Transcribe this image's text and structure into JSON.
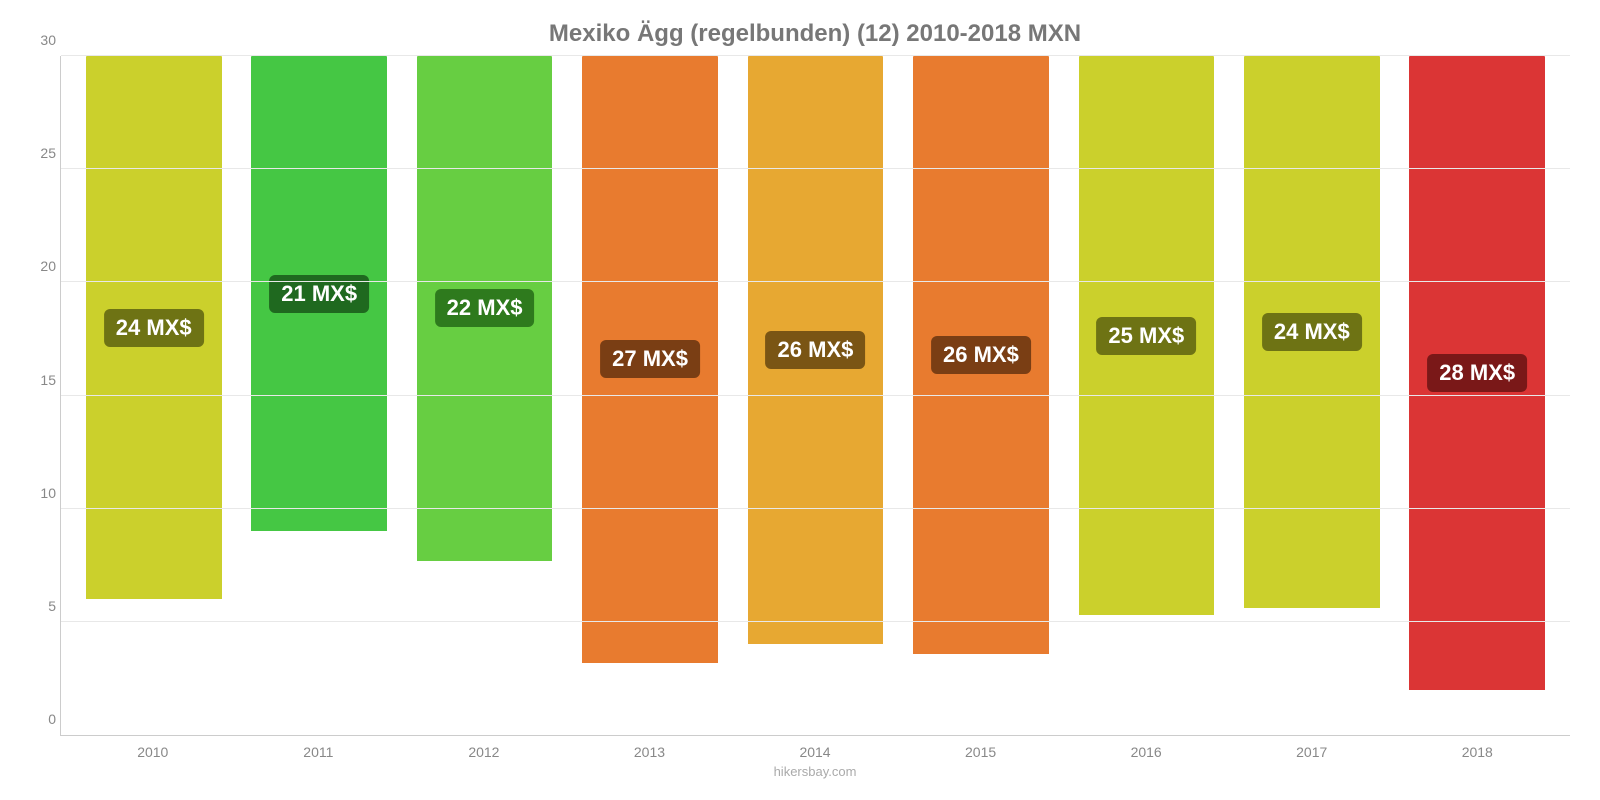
{
  "chart": {
    "type": "bar",
    "title": "Mexiko Ägg (regelbunden) (12) 2010-2018 MXN",
    "title_fontsize": 24,
    "title_color": "#777777",
    "attribution": "hikersbay.com",
    "background_color": "#ffffff",
    "grid_color": "#e8e8e8",
    "axis_color": "#cccccc",
    "tick_label_color": "#888888",
    "tick_fontsize": 14,
    "value_label_fontsize": 22,
    "value_label_text_color": "#ffffff",
    "ylim": [
      0,
      30
    ],
    "ytick_step": 5,
    "yticks": [
      0,
      5,
      10,
      15,
      20,
      25,
      30
    ],
    "bar_width": 0.82,
    "categories": [
      "2010",
      "2011",
      "2012",
      "2013",
      "2014",
      "2015",
      "2016",
      "2017",
      "2018"
    ],
    "values": [
      24.0,
      21.0,
      22.3,
      26.8,
      26.0,
      26.4,
      24.7,
      24.4,
      28.0
    ],
    "value_labels": [
      "24 MX$",
      "21 MX$",
      "22 MX$",
      "27 MX$",
      "26 MX$",
      "26 MX$",
      "25 MX$",
      "24 MX$",
      "28 MX$"
    ],
    "bar_colors": [
      "#cbd02c",
      "#45c744",
      "#67ce42",
      "#e87b2f",
      "#e7a832",
      "#e87b2f",
      "#cbd02c",
      "#cbd02c",
      "#db3535"
    ],
    "label_bg_colors": [
      "#6e7314",
      "#1f691f",
      "#2e7a1d",
      "#7a3e14",
      "#7a5514",
      "#7a3e14",
      "#6e7314",
      "#6e7314",
      "#7a1818"
    ]
  }
}
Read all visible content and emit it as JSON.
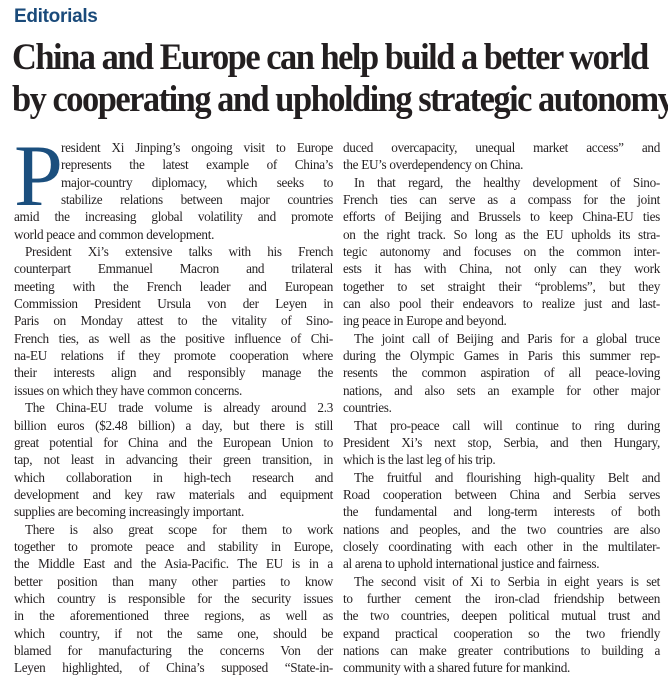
{
  "section_label": "Editorials",
  "headline": [
    "China and Europe can help build a better world",
    "by cooperating and upholding strategic autonomy"
  ],
  "colors": {
    "section": "#1a4a7a",
    "dropcap": "#1b4f7e",
    "text": "#231f20"
  },
  "drop_cap": "P",
  "left_column": [
    [
      "resident Xi Jinping’s ongoing visit to Europe",
      "represents the latest example of China’s",
      "major-country diplomacy, which seeks to",
      "stabilize relations between major countries",
      "amid the increasing global volatility and promote",
      "world peace and common development."
    ],
    [
      "President Xi’s extensive talks with his French",
      "counterpart Emmanuel Macron and trilateral",
      "meeting with the French leader and European",
      "Commission President Ursula von der Leyen in",
      "Paris on Monday attest to the vitality of Sino-",
      "French ties, as well as the positive influence of Chi-",
      "na-EU relations if they promote cooperation where",
      "their interests align and responsibly manage the",
      "issues on which they have common concerns."
    ],
    [
      "The China-EU trade volume is already around 2.3",
      "billion euros ($2.48 billion) a day, but there is still",
      "great potential for China and the European Union to",
      "tap, not least in advancing their green transition, in",
      "which collaboration in high-tech research and",
      "development and key raw materials and equipment",
      "supplies are becoming increasingly important."
    ],
    [
      "There is also great scope for them to work",
      "together to promote peace and stability in Europe,",
      "the Middle East and the Asia-Pacific. The EU is in a",
      "better position than many other parties to know",
      "which country is responsible for the security issues",
      "in the aforementioned three regions, as well as",
      "which country, if not the same one, should be",
      "blamed for manufacturing the concerns Von der",
      "Leyen highlighted, of China’s supposed “State-in-"
    ]
  ],
  "right_column": [
    [
      "duced overcapacity, unequal market access” and",
      "the EU’s overdependency on China."
    ],
    [
      "In that regard, the healthy development of Sino-",
      "French ties can serve as a compass for the joint",
      "efforts of Beijing and Brussels to keep China-EU ties",
      "on the right track. So long as the EU upholds its stra-",
      "tegic autonomy and focuses on the common inter-",
      "ests it has with China, not only can they work",
      "together to set straight their “problems”, but they",
      "can also pool their endeavors to realize just and last-",
      "ing peace in Europe and beyond."
    ],
    [
      "The joint call of Beijing and Paris for a global truce",
      "during the Olympic Games in Paris this summer rep-",
      "resents the common aspiration of all peace-loving",
      "nations, and also sets an example for other major",
      "countries."
    ],
    [
      "That pro-peace call will continue to ring during",
      "President Xi’s next stop, Serbia, and then Hungary,",
      "which is the last leg of his trip."
    ],
    [
      "The fruitful and flourishing high-quality Belt and",
      "Road cooperation between China and Serbia serves",
      "the fundamental and long-term interests of both",
      "nations and peoples, and the two countries are also",
      "closely coordinating with each other in the multilater-",
      "al arena to uphold international justice and fairness."
    ],
    [
      "The second visit of Xi to Serbia in eight years is set",
      "to further cement the iron-clad friendship between",
      "the two countries, deepen political mutual trust and",
      "expand practical cooperation so the two friendly",
      "nations can make greater contributions to building a",
      "community with a shared future for mankind."
    ]
  ]
}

──────────────────────────────

Task directions ▸
Quote every entry exactly, with the pictures omitted.

Answer below ▸
Transcribe this image's text and structure into JSON.
{
  "chart": {
    "type": "bar",
    "title": "Mexiko Ägg (regelbunden) (12) 2010-2018 MXN",
    "title_fontsize": 24,
    "title_color": "#777777",
    "attribution": "hikersbay.com",
    "background_color": "#ffffff",
    "grid_color": "#e8e8e8",
    "axis_color": "#cccccc",
    "tick_label_color": "#888888",
    "tick_fontsize": 14,
    "value_label_fontsize": 22,
    "value_label_text_color": "#ffffff",
    "ylim": [
      0,
      30
    ],
    "ytick_step": 5,
    "yticks": [
      0,
      5,
      10,
      15,
      20,
      25,
      30
    ],
    "bar_width": 0.82,
    "categories": [
      "2010",
      "2011",
      "2012",
      "2013",
      "2014",
      "2015",
      "2016",
      "2017",
      "2018"
    ],
    "values": [
      24.0,
      21.0,
      22.3,
      26.8,
      26.0,
      26.4,
      24.7,
      24.4,
      28.0
    ],
    "value_labels": [
      "24 MX$",
      "21 MX$",
      "22 MX$",
      "27 MX$",
      "26 MX$",
      "26 MX$",
      "25 MX$",
      "24 MX$",
      "28 MX$"
    ],
    "bar_colors": [
      "#cbd02c",
      "#45c744",
      "#67ce42",
      "#e87b2f",
      "#e7a832",
      "#e87b2f",
      "#cbd02c",
      "#cbd02c",
      "#db3535"
    ],
    "label_bg_colors": [
      "#6e7314",
      "#1f691f",
      "#2e7a1d",
      "#7a3e14",
      "#7a5514",
      "#7a3e14",
      "#6e7314",
      "#6e7314",
      "#7a1818"
    ]
  }
}
Read all visible content and emit it as JSON.
{
  "section_label": "Editorials",
  "headline": [
    "China and Europe can help build a better world",
    "by cooperating and upholding strategic autonomy"
  ],
  "colors": {
    "section": "#1a4a7a",
    "dropcap": "#1b4f7e",
    "text": "#231f20"
  },
  "drop_cap": "P",
  "left_column": [
    [
      "resident Xi Jinping’s ongoing visit to Europe",
      "represents the latest example of China’s",
      "major-country diplomacy, which seeks to",
      "stabilize relations between major countries",
      "amid the increasing global volatility and promote",
      "world peace and common development."
    ],
    [
      "President Xi’s extensive talks with his French",
      "counterpart Emmanuel Macron and trilateral",
      "meeting with the French leader and European",
      "Commission President Ursula von der Leyen in",
      "Paris on Monday attest to the vitality of Sino-",
      "French ties, as well as the positive influence of Chi-",
      "na-EU relations if they promote cooperation where",
      "their interests align and responsibly manage the",
      "issues on which they have common concerns."
    ],
    [
      "The China-EU trade volume is already around 2.3",
      "billion euros ($2.48 billion) a day, but there is still",
      "great potential for China and the European Union to",
      "tap, not least in advancing their green transition, in",
      "which collaboration in high-tech research and",
      "development and key raw materials and equipment",
      "supplies are becoming increasingly important."
    ],
    [
      "There is also great scope for them to work",
      "together to promote peace and stability in Europe,",
      "the Middle East and the Asia-Pacific. The EU is in a",
      "better position than many other parties to know",
      "which country is responsible for the security issues",
      "in the aforementioned three regions, as well as",
      "which country, if not the same one, should be",
      "blamed for manufacturing the concerns Von der",
      "Leyen highlighted, of China’s supposed “State-in-"
    ]
  ],
  "right_column": [
    [
      "duced overcapacity, unequal market access” and",
      "the EU’s overdependency on China."
    ],
    [
      "In that regard, the healthy development of Sino-",
      "French ties can serve as a compass for the joint",
      "efforts of Beijing and Brussels to keep China-EU ties",
      "on the right track. So long as the EU upholds its stra-",
      "tegic autonomy and focuses on the common inter-",
      "ests it has with China, not only can they work",
      "together to set straight their “problems”, but they",
      "can also pool their endeavors to realize just and last-",
      "ing peace in Europe and beyond."
    ],
    [
      "The joint call of Beijing and Paris for a global truce",
      "during the Olympic Games in Paris this summer rep-",
      "resents the common aspiration of all peace-loving",
      "nations, and also sets an example for other major",
      "countries."
    ],
    [
      "That pro-peace call will continue to ring during",
      "President Xi’s next stop, Serbia, and then Hungary,",
      "which is the last leg of his trip."
    ],
    [
      "The fruitful and flourishing high-quality Belt and",
      "Road cooperation between China and Serbia serves",
      "the fundamental and long-term interests of both",
      "nations and peoples, and the two countries are also",
      "closely coordinating with each other in the multilater-",
      "al arena to uphold international justice and fairness."
    ],
    [
      "The second visit of Xi to Serbia in eight years is set",
      "to further cement the iron-clad friendship between",
      "the two countries, deepen political mutual trust and",
      "expand practical cooperation so the two friendly",
      "nations can make greater contributions to building a",
      "community with a shared future for mankind."
    ]
  ]
}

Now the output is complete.